— Begin Records shown —
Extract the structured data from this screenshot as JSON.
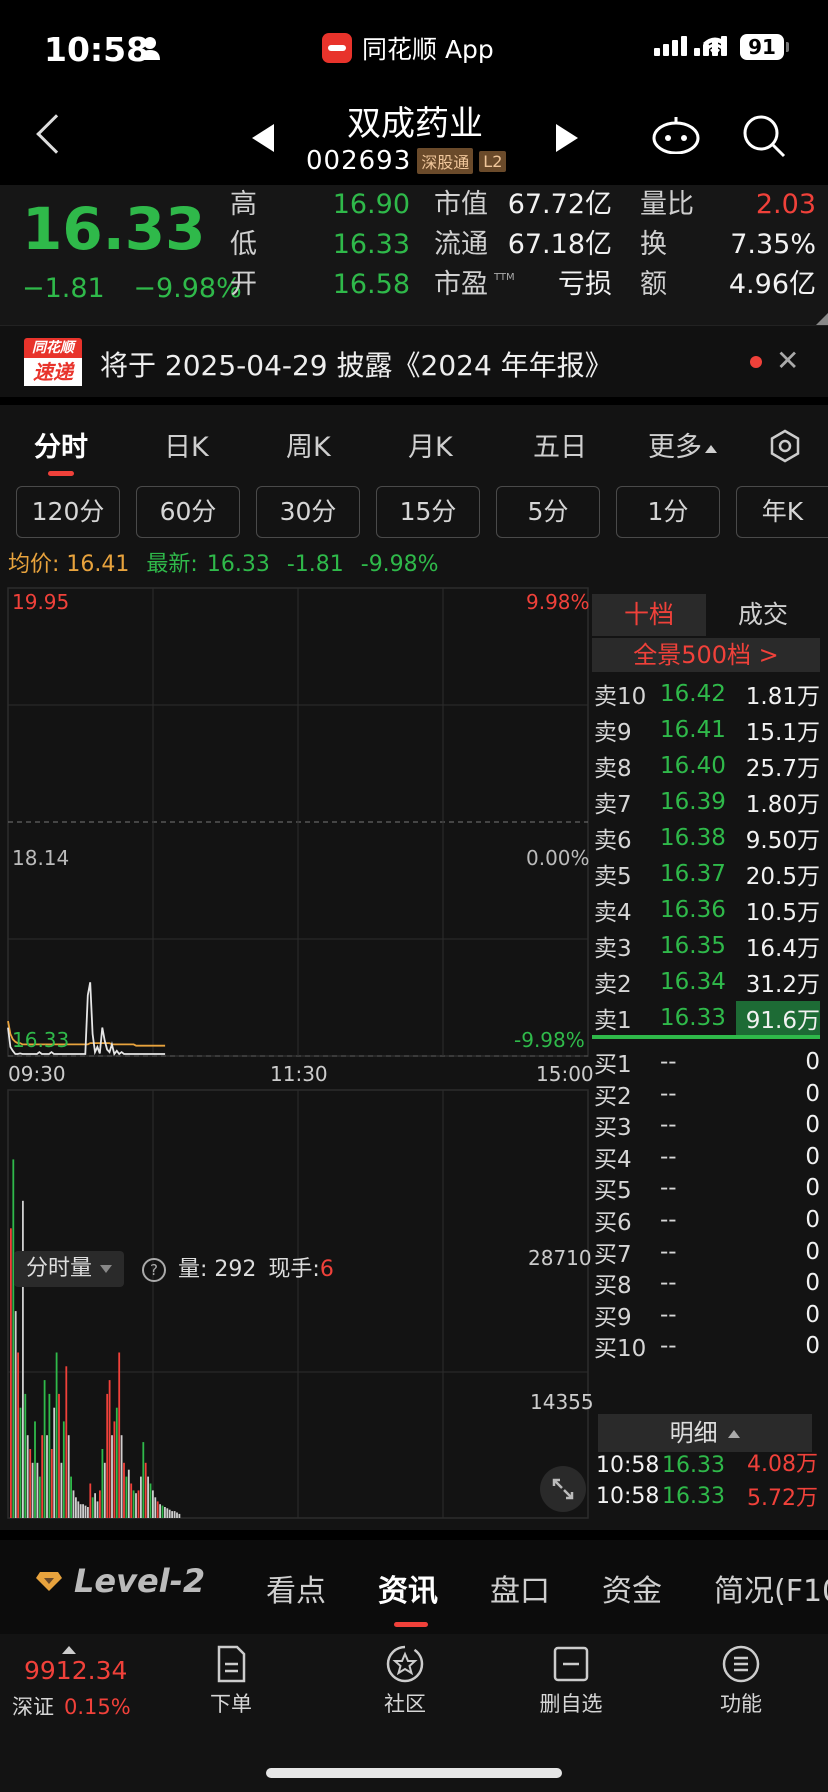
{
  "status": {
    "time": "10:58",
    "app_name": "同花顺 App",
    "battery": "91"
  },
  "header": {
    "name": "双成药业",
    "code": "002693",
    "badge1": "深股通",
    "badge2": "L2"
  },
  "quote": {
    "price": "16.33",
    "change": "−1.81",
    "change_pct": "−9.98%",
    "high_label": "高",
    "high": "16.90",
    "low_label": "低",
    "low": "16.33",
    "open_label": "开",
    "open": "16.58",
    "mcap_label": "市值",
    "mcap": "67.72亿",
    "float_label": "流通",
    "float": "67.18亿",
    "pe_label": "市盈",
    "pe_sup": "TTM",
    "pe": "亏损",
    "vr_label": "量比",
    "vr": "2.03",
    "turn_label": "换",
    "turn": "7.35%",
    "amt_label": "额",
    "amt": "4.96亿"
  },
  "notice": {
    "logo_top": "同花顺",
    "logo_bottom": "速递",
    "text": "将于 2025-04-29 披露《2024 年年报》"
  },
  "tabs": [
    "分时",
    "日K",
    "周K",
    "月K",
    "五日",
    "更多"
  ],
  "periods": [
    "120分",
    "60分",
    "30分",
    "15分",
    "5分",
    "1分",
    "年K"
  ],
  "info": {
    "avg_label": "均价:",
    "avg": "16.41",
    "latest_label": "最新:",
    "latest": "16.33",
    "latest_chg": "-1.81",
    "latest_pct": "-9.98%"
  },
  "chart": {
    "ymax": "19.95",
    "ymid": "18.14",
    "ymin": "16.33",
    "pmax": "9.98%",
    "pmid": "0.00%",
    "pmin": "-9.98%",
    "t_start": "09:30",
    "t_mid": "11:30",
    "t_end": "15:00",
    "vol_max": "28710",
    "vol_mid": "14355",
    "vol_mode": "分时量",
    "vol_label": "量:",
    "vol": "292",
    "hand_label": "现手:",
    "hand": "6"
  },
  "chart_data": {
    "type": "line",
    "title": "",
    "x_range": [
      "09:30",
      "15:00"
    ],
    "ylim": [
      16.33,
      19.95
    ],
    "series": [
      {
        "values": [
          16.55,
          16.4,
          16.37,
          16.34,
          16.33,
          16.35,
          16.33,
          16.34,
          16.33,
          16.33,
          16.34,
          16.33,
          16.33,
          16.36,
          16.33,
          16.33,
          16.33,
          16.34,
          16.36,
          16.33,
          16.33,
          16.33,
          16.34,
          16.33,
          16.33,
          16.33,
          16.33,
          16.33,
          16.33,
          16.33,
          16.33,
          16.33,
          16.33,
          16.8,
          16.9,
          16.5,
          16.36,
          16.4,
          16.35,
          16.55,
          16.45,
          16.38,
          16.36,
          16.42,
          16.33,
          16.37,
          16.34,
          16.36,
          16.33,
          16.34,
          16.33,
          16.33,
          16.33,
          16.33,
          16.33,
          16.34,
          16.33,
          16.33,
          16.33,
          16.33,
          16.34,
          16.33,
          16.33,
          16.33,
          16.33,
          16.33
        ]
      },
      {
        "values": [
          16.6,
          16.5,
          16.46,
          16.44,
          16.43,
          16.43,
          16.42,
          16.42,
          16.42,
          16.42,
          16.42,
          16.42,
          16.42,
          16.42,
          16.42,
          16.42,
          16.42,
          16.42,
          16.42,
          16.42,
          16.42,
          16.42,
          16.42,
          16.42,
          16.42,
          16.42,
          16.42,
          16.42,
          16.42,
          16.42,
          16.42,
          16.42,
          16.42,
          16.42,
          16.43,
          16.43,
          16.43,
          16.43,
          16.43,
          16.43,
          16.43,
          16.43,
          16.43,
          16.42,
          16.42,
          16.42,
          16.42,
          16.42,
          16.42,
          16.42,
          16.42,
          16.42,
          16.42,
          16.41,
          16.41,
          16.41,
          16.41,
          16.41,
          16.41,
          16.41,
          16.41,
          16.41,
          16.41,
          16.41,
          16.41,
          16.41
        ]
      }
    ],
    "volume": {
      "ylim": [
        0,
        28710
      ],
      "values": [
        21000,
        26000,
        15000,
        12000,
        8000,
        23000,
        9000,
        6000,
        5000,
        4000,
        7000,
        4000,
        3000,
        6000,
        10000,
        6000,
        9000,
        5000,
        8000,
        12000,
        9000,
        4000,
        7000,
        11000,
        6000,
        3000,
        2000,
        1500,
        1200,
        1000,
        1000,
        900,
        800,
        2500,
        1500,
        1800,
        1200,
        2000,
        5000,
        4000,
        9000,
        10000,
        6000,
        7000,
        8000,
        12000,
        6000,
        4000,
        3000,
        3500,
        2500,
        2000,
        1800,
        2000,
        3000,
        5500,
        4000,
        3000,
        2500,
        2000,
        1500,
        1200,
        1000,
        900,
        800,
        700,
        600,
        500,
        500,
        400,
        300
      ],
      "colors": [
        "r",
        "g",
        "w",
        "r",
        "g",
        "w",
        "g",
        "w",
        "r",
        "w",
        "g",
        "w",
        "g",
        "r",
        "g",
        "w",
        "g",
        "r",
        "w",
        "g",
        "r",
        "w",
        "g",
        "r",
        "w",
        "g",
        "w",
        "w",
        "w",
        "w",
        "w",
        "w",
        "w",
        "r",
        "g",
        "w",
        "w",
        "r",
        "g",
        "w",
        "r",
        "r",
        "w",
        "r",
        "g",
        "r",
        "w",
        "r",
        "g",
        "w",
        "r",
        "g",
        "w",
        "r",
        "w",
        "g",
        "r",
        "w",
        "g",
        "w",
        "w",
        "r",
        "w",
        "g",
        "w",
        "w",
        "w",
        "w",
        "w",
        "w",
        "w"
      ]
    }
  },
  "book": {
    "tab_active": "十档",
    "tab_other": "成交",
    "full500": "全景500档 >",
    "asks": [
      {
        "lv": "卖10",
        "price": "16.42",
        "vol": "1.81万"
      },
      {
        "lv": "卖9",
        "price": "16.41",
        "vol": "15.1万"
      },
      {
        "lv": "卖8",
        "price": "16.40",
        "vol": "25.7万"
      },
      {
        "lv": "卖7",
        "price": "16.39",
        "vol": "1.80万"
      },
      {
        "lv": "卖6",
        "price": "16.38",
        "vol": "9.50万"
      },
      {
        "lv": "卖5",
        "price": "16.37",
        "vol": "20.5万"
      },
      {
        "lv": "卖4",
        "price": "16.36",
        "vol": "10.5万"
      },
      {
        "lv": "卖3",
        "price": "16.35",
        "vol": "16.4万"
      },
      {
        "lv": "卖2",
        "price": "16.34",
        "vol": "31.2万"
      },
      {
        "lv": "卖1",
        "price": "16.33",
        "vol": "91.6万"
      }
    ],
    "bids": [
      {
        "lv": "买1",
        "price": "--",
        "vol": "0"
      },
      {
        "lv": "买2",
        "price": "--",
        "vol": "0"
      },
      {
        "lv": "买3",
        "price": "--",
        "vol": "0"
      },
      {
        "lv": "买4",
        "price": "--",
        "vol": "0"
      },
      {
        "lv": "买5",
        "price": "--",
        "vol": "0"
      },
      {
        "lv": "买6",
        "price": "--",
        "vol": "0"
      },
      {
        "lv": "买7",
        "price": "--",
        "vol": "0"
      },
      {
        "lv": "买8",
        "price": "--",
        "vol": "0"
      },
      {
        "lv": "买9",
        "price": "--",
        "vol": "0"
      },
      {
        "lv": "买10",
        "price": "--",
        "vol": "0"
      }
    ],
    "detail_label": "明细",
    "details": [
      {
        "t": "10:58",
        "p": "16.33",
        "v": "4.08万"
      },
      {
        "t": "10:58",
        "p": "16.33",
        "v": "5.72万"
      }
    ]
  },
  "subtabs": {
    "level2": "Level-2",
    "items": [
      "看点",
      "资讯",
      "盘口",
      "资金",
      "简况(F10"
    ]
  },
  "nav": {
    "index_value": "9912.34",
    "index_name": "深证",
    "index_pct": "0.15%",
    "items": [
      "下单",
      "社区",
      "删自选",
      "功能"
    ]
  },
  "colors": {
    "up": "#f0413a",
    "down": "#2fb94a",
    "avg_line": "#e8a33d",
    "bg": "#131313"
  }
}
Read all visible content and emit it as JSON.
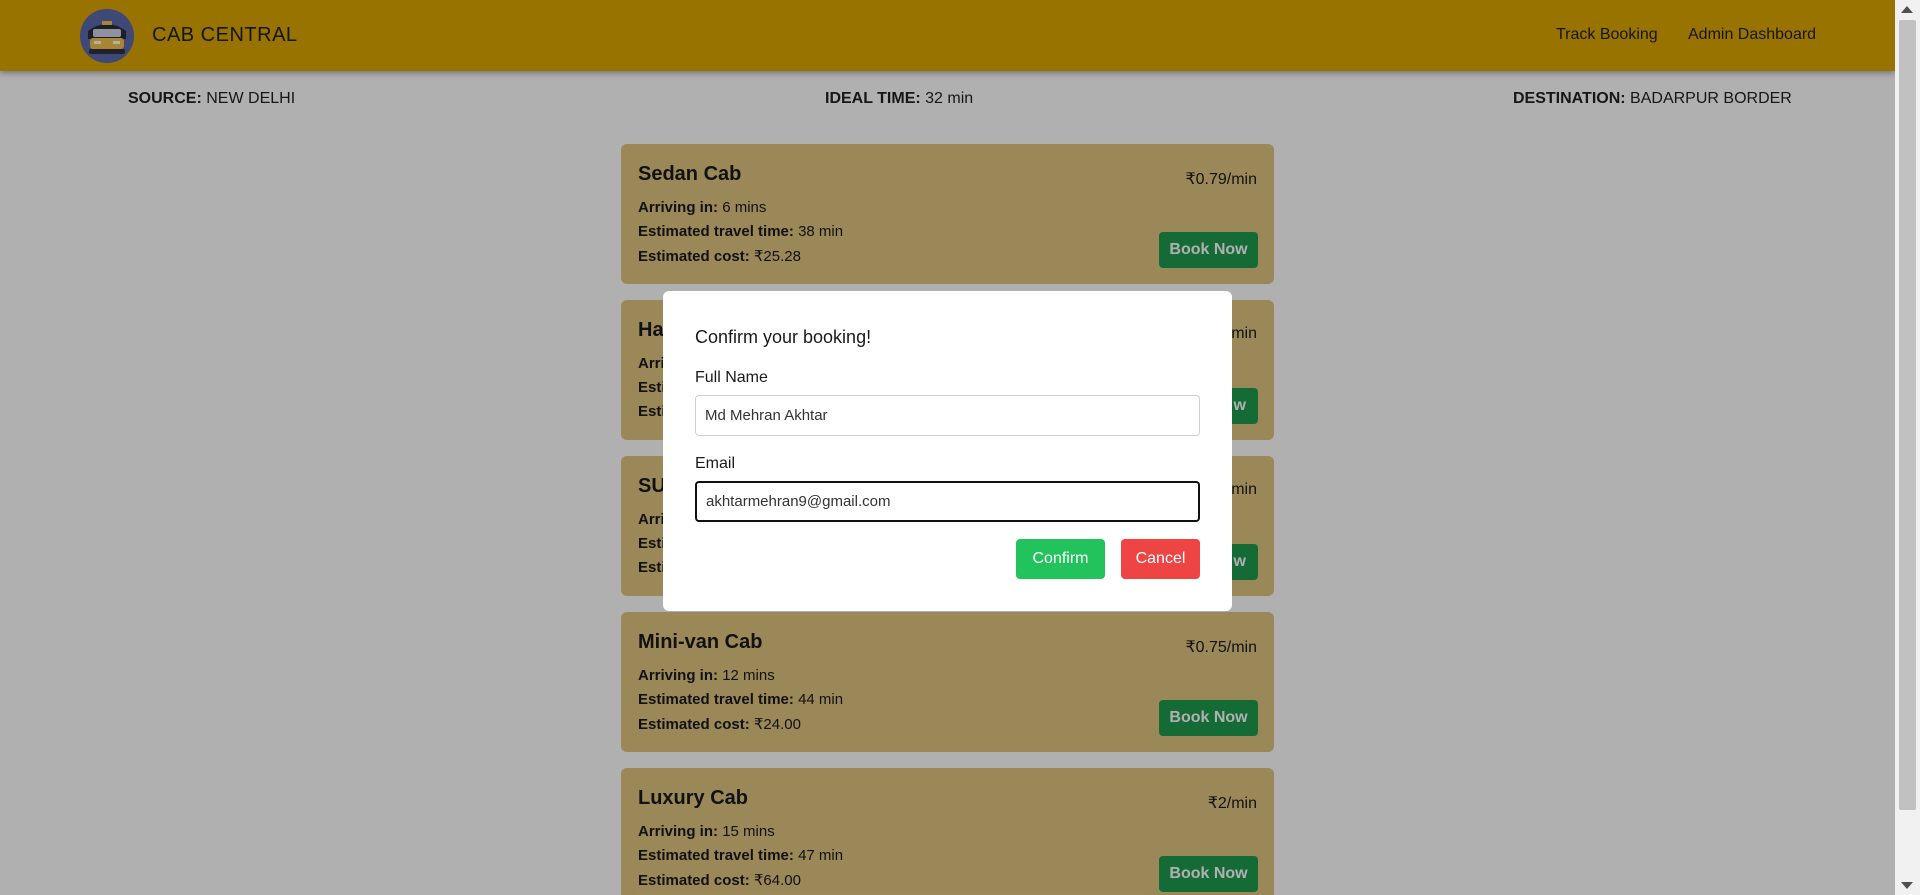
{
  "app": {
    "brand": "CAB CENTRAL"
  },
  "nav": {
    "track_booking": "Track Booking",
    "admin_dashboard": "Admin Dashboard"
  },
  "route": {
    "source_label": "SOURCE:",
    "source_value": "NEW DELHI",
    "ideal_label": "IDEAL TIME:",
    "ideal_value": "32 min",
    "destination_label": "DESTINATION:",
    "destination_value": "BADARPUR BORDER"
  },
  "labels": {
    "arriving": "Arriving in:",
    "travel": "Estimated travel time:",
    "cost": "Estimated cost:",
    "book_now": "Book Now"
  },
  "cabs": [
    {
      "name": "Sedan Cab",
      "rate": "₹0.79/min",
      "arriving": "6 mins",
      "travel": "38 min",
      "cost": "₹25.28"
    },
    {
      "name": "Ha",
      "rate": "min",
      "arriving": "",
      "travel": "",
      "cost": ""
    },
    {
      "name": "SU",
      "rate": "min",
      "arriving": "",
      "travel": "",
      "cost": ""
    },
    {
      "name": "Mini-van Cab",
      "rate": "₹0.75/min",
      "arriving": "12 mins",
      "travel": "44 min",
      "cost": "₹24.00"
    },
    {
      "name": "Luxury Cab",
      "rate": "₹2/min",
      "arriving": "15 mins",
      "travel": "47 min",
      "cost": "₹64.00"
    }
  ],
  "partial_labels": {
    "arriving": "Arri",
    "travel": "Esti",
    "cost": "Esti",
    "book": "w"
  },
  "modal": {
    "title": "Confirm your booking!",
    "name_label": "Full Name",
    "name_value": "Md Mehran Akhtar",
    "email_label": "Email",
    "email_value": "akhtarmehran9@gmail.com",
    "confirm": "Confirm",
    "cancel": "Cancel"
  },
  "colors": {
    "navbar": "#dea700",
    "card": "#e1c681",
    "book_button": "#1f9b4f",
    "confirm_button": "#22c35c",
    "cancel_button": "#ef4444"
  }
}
— End Records shown —
### [Given exercise]
Gather and copy every line of the data in which the string "Estimated" is found.

### [Solution]
    "travel": "Estimated travel time:",
    "cost": "Estimated cost:",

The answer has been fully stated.